- _Task brief_:
Only the lines holding the string "основного" are needed. Copy each one.

-=-=-

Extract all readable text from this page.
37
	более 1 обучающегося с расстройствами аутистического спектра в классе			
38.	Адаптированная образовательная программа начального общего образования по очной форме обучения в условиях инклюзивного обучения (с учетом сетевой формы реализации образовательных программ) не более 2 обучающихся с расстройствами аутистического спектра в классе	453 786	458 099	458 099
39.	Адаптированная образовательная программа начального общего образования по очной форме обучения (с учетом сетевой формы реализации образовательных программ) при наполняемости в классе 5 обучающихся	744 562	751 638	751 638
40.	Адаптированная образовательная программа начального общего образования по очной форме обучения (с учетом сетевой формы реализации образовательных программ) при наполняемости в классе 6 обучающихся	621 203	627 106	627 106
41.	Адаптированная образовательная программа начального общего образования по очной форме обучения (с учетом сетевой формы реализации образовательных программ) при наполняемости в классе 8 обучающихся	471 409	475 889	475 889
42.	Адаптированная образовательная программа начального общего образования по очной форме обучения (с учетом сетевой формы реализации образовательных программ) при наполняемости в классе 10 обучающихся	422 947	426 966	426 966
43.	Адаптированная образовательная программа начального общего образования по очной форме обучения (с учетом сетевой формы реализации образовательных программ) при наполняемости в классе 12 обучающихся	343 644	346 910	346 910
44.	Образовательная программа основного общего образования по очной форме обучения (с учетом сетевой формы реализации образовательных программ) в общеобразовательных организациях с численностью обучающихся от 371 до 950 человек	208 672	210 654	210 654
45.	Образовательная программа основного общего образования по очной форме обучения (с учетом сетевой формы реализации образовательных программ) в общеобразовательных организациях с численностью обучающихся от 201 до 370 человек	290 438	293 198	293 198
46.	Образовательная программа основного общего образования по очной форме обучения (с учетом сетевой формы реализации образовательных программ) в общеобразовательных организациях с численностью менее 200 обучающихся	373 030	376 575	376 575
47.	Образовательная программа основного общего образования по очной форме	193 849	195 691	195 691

-=-=-

- _The answer_:
44.	Образовательная программа основного общего образования по очной форме обучения (с учетом сетевой формы реализации образовательных программ) в общеобразовательных организациях с численностью обучающихся от 371 до 950 человек	208 672	210 654	210 654
45.	Образовательная программа основного общего образования по очной форме обучения (с учетом сетевой формы реализации образовательных программ) в общеобразовательных организациях с численностью обучающихся от 201 до 370 человек	290 438	293 198	293 198
46.	Образовательная программа основного общего образования по очной форме обучения (с учетом сетевой формы реализации образовательных программ) в общеобразовательных организациях с численностью менее 200 обучающихся	373 030	376 575	376 575
47.	Образовательная программа основного общего образования по очной форме	193 849	195 691	195 691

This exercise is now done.